+++ Extrait du texte +++
La musicalité de l’Arctique est et sera toujours pour moi, dans le regard de l’Inuit qui, tel un miroir, nous en renvoie les harmonies. Elle est dans sa démarche calme et franche en toute circonstance, dans son sourire , dans son rire dont les éclats font vibrer l’air figé dans la froideur ! Depuis plus de mille ans, l’Inuit apprivoise l’Arctique. Il a conquis ce royaume pas à pas comme dans un film au ralenti, avec prudence et respect. Il sait qu’on ne lutte pas contre les éléments alors il compose avec eux ! L’enseignement inuit a été des plus précieux à l’ère des grandes explorations. Il est malheureux que nous l’ayons compris si tardivement. Je pense aux navigateurs, explorateurs, prospecteurs des siècles et décennies passées, à leur méfiance face aux peuples autochtones. Qu’auraient-ils rapporté de leurs expéditions polaires sans l’Inuit ?
+++ Données recueillies +++
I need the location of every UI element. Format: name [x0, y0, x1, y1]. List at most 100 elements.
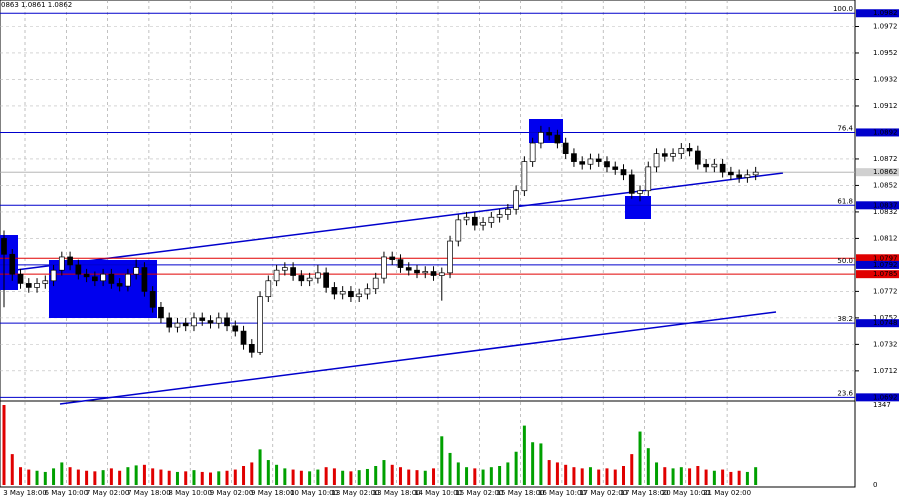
+++
* _Votre objectif_
Recopiez mot pour mot l'intégralité de l'extrait sur l'Inuit et l'Arctique. Le matériel n'a aucun lien avec l'extrait.

* _Réponse complète_
La musicalité de l’Arctique est et sera toujours pour moi, dans le regard de l’Inuit qui, tel un miroir, nous en renvoie les harmonies. Elle est dans sa démarche calme et franche en toute circonstance, dans son sourire , dans son rire dont les éclats font vibrer l’air figé dans la froideur ! Depuis plus de mille ans, l’Inuit apprivoise l’Arctique. Il a conquis ce royaume pas à pas comme dans un film au ralenti, avec prudence et respect. Il sait qu’on ne lutte pas contre les éléments alors il compose avec eux ! L’enseignement inuit a été des plus précieux à l’ère des grandes explorations. Il est malheureux que nous l’ayons compris si tardivement. Je pense aux navigateurs, explorateurs, prospecteurs des siècles et décennies passées, à leur méfiance face aux peuples autochtones. Qu’auraient-ils rapporté de leurs expéditions polaires sans l’Inuit ?